(Collected data entries)

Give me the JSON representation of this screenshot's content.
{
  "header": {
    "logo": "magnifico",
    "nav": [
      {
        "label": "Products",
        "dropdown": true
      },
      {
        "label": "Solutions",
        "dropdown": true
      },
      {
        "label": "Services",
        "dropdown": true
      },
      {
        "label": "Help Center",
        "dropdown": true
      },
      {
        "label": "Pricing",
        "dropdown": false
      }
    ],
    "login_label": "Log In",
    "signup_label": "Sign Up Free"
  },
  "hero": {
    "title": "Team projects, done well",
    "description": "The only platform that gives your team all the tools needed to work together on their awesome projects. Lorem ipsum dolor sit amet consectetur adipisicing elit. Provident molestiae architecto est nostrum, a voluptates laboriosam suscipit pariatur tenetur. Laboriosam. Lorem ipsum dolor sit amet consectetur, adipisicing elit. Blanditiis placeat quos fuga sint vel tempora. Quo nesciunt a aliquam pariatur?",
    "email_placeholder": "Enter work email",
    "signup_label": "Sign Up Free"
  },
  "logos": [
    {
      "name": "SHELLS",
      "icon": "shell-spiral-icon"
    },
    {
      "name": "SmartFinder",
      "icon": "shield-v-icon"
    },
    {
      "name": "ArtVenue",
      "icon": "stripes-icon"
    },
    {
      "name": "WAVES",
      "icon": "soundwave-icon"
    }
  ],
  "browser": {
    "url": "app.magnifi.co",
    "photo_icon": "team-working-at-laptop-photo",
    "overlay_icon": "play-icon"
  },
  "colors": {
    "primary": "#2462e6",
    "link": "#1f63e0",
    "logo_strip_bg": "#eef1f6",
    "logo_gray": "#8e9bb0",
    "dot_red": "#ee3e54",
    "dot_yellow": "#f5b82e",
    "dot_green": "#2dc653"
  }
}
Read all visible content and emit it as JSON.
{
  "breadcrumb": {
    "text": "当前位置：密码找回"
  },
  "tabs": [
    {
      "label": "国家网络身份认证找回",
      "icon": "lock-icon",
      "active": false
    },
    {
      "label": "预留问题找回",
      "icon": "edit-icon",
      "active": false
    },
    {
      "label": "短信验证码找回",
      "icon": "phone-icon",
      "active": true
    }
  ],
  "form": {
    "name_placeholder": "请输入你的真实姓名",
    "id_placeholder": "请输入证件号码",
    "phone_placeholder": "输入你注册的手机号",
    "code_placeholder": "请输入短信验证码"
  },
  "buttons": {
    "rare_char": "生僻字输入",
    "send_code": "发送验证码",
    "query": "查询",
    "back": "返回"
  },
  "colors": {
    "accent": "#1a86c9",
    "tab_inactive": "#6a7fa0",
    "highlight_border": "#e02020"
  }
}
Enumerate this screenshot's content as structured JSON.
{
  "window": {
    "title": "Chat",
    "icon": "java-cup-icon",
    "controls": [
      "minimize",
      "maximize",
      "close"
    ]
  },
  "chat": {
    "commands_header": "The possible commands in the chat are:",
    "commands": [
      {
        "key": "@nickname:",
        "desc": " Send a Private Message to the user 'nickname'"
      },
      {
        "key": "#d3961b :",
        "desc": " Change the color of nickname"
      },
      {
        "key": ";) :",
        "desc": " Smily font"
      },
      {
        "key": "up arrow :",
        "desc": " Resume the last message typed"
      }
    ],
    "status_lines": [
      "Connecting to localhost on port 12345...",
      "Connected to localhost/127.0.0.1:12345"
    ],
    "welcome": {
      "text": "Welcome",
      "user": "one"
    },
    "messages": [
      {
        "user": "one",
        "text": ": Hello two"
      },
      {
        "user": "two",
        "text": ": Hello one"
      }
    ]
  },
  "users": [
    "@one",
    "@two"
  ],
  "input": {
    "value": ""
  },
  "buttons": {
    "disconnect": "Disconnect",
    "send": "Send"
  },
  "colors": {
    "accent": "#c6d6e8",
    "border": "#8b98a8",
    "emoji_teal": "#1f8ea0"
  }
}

INSTRUCTIONS FOR THE TASK —
Find every line in the records above that holds the word "this", and copy each one.

REPLY —
Give me the JSON representation of this screenshot's content.
Enumerate this screenshot's content as structured JSON.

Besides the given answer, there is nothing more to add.